GOAL OF THE EXERCISE.
Reproduce each line below precisely. Drop the pictures.

[Page text entries]

****************

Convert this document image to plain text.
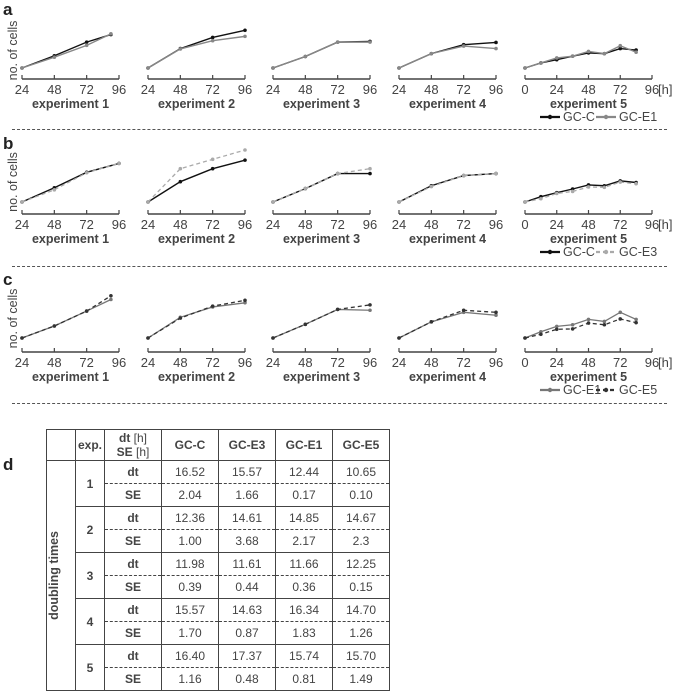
a
b
c
d
no. of cells
24 48 72 96
experiment 1
24 48 72 96
experiment 2
24 48 72 96
experiment 3
24 48 72 96
experiment 4
0 24 48 72 96
[h]
experiment 5
GC-C GC-E1
no. of cells
24 48 72 96
experiment 1
24 48 72 96
experiment 2
24 48 72 96
experiment 3
24 48 72 96
experiment 4
0 24 48 72 96
[h]
experiment 5
GC-C GC-E3
no. of cells
24 48 72 96
experiment 1
24 48 72 96
experiment 2
24 48 72 96
experiment 3
24 48 72 96
experiment 4
0 24 48 72 96
[h]
experiment 5
GC-E1 GC-E5
	exp.	dt [h]
SE [h]	GC-C	GC-E3	GC-E1	GC-E5

doubling times	1	dt	16.52	15.57	12.44	10.65
		SE	2.04	1.66	0.17	0.10
	2	dt	12.36	14.61	14.85	14.67
		SE	1.00	3.68	2.17	2.3
	3	dt	11.98	11.61	11.66	12.25
		SE	0.39	0.44	0.36	0.15
	4	dt	15.57	14.63	16.34	14.70
		SE	1.70	0.87	1.83	1.26
	5	dt	16.40	17.37	15.74	15.70
		SE	1.16	0.48	0.81	1.49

****************

ANSWER BELOW.
Convert this document image to plain text.
a
b
c
d
no. of cells
24 48 72 96
experiment 1
24 48 72 96
experiment 2
24 48 72 96
experiment 3
24 48 72 96
experiment 4
0 24 48 72 96
[h]
experiment 5
GC-C GC-E1
no. of cells
24 48 72 96
experiment 1
24 48 72 96
experiment 2
24 48 72 96
experiment 3
24 48 72 96
experiment 4
0 24 48 72 96
[h]
experiment 5
GC-C GC-E3
no. of cells
24 48 72 96
experiment 1
24 48 72 96
experiment 2
24 48 72 96
experiment 3
24 48 72 96
experiment 4
0 24 48 72 96
[h]
experiment 5
GC-E1 GC-E5
	exp.	dt [h]
SE [h]	GC-C	GC-E3	GC-E1	GC-E5

doubling times	1	dt	16.52	15.57	12.44	10.65
		SE	2.04	1.66	0.17	0.10
	2	dt	12.36	14.61	14.85	14.67
		SE	1.00	3.68	2.17	2.3
	3	dt	11.98	11.61	11.66	12.25
		SE	0.39	0.44	0.36	0.15
	4	dt	15.57	14.63	16.34	14.70
		SE	1.70	0.87	1.83	1.26
	5	dt	16.40	17.37	15.74	15.70
		SE	1.16	0.48	0.81	1.49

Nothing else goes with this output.